# Objective
Exact reproduction is required for all entries.

# Records supplied
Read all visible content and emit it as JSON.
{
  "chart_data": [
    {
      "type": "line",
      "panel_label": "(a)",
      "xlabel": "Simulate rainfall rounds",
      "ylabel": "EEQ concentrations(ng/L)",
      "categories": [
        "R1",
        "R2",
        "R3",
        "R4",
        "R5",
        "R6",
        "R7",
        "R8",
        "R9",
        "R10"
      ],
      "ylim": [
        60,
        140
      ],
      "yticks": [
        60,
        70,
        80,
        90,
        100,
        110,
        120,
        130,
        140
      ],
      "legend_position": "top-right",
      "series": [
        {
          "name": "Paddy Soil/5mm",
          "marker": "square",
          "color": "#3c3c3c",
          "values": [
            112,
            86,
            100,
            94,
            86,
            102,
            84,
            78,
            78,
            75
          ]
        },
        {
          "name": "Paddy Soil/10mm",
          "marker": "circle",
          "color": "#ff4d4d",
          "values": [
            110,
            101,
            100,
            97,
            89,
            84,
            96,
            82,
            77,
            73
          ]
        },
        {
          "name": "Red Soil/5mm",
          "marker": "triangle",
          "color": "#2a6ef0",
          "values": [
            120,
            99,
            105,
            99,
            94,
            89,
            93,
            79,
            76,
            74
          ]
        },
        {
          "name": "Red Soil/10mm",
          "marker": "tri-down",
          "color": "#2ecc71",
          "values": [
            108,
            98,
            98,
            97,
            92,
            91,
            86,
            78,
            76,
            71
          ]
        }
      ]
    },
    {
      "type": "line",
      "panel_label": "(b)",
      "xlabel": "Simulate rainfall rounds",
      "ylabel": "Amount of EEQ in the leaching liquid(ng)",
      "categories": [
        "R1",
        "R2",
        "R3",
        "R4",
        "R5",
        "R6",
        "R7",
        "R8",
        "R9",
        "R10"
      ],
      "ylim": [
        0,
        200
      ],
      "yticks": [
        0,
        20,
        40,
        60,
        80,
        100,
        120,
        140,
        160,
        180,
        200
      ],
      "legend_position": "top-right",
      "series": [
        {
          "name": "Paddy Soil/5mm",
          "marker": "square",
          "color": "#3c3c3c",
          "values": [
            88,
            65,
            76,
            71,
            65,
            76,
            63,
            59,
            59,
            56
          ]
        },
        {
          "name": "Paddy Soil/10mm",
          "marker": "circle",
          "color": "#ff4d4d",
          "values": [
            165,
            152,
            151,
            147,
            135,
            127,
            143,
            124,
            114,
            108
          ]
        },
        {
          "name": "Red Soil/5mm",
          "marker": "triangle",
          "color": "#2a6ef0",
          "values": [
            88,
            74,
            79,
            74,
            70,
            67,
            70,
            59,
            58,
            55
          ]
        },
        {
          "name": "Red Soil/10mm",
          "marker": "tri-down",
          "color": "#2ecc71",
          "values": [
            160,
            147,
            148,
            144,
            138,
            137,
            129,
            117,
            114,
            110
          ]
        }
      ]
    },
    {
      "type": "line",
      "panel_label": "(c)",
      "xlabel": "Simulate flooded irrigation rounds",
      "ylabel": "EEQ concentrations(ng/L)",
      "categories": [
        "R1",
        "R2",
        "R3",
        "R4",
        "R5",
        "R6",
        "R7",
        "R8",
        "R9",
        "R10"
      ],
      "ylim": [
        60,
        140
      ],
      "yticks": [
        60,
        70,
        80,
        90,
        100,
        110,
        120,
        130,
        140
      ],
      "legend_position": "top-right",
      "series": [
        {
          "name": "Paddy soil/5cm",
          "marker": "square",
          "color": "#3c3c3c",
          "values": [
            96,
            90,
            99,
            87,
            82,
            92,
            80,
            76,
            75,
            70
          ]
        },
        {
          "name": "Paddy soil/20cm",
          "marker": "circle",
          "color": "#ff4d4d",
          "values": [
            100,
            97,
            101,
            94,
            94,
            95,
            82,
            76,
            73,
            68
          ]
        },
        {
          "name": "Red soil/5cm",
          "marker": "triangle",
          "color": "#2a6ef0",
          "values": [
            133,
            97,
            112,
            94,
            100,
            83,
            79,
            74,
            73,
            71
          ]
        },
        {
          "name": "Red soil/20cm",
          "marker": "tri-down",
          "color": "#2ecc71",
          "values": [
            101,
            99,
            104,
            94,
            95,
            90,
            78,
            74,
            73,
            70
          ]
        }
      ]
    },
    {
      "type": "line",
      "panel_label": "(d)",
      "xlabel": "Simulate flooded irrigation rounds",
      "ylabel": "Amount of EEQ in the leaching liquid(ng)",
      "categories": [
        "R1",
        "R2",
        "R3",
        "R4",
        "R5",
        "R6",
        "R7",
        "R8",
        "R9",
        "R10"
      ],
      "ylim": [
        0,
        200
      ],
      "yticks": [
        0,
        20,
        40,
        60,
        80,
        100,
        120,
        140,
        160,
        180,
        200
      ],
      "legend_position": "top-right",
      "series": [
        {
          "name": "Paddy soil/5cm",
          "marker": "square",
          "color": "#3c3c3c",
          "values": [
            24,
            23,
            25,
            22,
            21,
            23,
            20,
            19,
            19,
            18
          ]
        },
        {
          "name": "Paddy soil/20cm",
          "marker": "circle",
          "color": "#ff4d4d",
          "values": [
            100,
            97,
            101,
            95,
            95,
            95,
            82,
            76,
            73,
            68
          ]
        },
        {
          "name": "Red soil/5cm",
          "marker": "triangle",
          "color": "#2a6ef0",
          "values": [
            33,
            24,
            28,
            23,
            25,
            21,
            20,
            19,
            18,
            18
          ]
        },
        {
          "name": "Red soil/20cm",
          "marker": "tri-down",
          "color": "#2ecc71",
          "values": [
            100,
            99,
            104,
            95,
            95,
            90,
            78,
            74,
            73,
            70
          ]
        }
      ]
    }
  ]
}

# Task result
Read all visible content and emit it as JSON.
{
  "chart_data": [
    {
      "type": "line",
      "panel_label": "(a)",
      "xlabel": "Simulate rainfall rounds",
      "ylabel": "EEQ concentrations(ng/L)",
      "categories": [
        "R1",
        "R2",
        "R3",
        "R4",
        "R5",
        "R6",
        "R7",
        "R8",
        "R9",
        "R10"
      ],
      "ylim": [
        60,
        140
      ],
      "yticks": [
        60,
        70,
        80,
        90,
        100,
        110,
        120,
        130,
        140
      ],
      "legend_position": "top-right",
      "series": [
        {
          "name": "Paddy Soil/5mm",
          "marker": "square",
          "color": "#3c3c3c",
          "values": [
            112,
            86,
            100,
            94,
            86,
            102,
            84,
            78,
            78,
            75
          ]
        },
        {
          "name": "Paddy Soil/10mm",
          "marker": "circle",
          "color": "#ff4d4d",
          "values": [
            110,
            101,
            100,
            97,
            89,
            84,
            96,
            82,
            77,
            73
          ]
        },
        {
          "name": "Red Soil/5mm",
          "marker": "triangle",
          "color": "#2a6ef0",
          "values": [
            120,
            99,
            105,
            99,
            94,
            89,
            93,
            79,
            76,
            74
          ]
        },
        {
          "name": "Red Soil/10mm",
          "marker": "tri-down",
          "color": "#2ecc71",
          "values": [
            108,
            98,
            98,
            97,
            92,
            91,
            86,
            78,
            76,
            71
          ]
        }
      ]
    },
    {
      "type": "line",
      "panel_label": "(b)",
      "xlabel": "Simulate rainfall rounds",
      "ylabel": "Amount of EEQ in the leaching liquid(ng)",
      "categories": [
        "R1",
        "R2",
        "R3",
        "R4",
        "R5",
        "R6",
        "R7",
        "R8",
        "R9",
        "R10"
      ],
      "ylim": [
        0,
        200
      ],
      "yticks": [
        0,
        20,
        40,
        60,
        80,
        100,
        120,
        140,
        160,
        180,
        200
      ],
      "legend_position": "top-right",
      "series": [
        {
          "name": "Paddy Soil/5mm",
          "marker": "square",
          "color": "#3c3c3c",
          "values": [
            88,
            65,
            76,
            71,
            65,
            76,
            63,
            59,
            59,
            56
          ]
        },
        {
          "name": "Paddy Soil/10mm",
          "marker": "circle",
          "color": "#ff4d4d",
          "values": [
            165,
            152,
            151,
            147,
            135,
            127,
            143,
            124,
            114,
            108
          ]
        },
        {
          "name": "Red Soil/5mm",
          "marker": "triangle",
          "color": "#2a6ef0",
          "values": [
            88,
            74,
            79,
            74,
            70,
            67,
            70,
            59,
            58,
            55
          ]
        },
        {
          "name": "Red Soil/10mm",
          "marker": "tri-down",
          "color": "#2ecc71",
          "values": [
            160,
            147,
            148,
            144,
            138,
            137,
            129,
            117,
            114,
            110
          ]
        }
      ]
    },
    {
      "type": "line",
      "panel_label": "(c)",
      "xlabel": "Simulate flooded irrigation rounds",
      "ylabel": "EEQ concentrations(ng/L)",
      "categories": [
        "R1",
        "R2",
        "R3",
        "R4",
        "R5",
        "R6",
        "R7",
        "R8",
        "R9",
        "R10"
      ],
      "ylim": [
        60,
        140
      ],
      "yticks": [
        60,
        70,
        80,
        90,
        100,
        110,
        120,
        130,
        140
      ],
      "legend_position": "top-right",
      "series": [
        {
          "name": "Paddy soil/5cm",
          "marker": "square",
          "color": "#3c3c3c",
          "values": [
            96,
            90,
            99,
            87,
            82,
            92,
            80,
            76,
            75,
            70
          ]
        },
        {
          "name": "Paddy soil/20cm",
          "marker": "circle",
          "color": "#ff4d4d",
          "values": [
            100,
            97,
            101,
            94,
            94,
            95,
            82,
            76,
            73,
            68
          ]
        },
        {
          "name": "Red soil/5cm",
          "marker": "triangle",
          "color": "#2a6ef0",
          "values": [
            133,
            97,
            112,
            94,
            100,
            83,
            79,
            74,
            73,
            71
          ]
        },
        {
          "name": "Red soil/20cm",
          "marker": "tri-down",
          "color": "#2ecc71",
          "values": [
            101,
            99,
            104,
            94,
            95,
            90,
            78,
            74,
            73,
            70
          ]
        }
      ]
    },
    {
      "type": "line",
      "panel_label": "(d)",
      "xlabel": "Simulate flooded irrigation rounds",
      "ylabel": "Amount of EEQ in the leaching liquid(ng)",
      "categories": [
        "R1",
        "R2",
        "R3",
        "R4",
        "R5",
        "R6",
        "R7",
        "R8",
        "R9",
        "R10"
      ],
      "ylim": [
        0,
        200
      ],
      "yticks": [
        0,
        20,
        40,
        60,
        80,
        100,
        120,
        140,
        160,
        180,
        200
      ],
      "legend_position": "top-right",
      "series": [
        {
          "name": "Paddy soil/5cm",
          "marker": "square",
          "color": "#3c3c3c",
          "values": [
            24,
            23,
            25,
            22,
            21,
            23,
            20,
            19,
            19,
            18
          ]
        },
        {
          "name": "Paddy soil/20cm",
          "marker": "circle",
          "color": "#ff4d4d",
          "values": [
            100,
            97,
            101,
            95,
            95,
            95,
            82,
            76,
            73,
            68
          ]
        },
        {
          "name": "Red soil/5cm",
          "marker": "triangle",
          "color": "#2a6ef0",
          "values": [
            33,
            24,
            28,
            23,
            25,
            21,
            20,
            19,
            18,
            18
          ]
        },
        {
          "name": "Red soil/20cm",
          "marker": "tri-down",
          "color": "#2ecc71",
          "values": [
            100,
            99,
            104,
            95,
            95,
            90,
            78,
            74,
            73,
            70
          ]
        }
      ]
    }
  ]
}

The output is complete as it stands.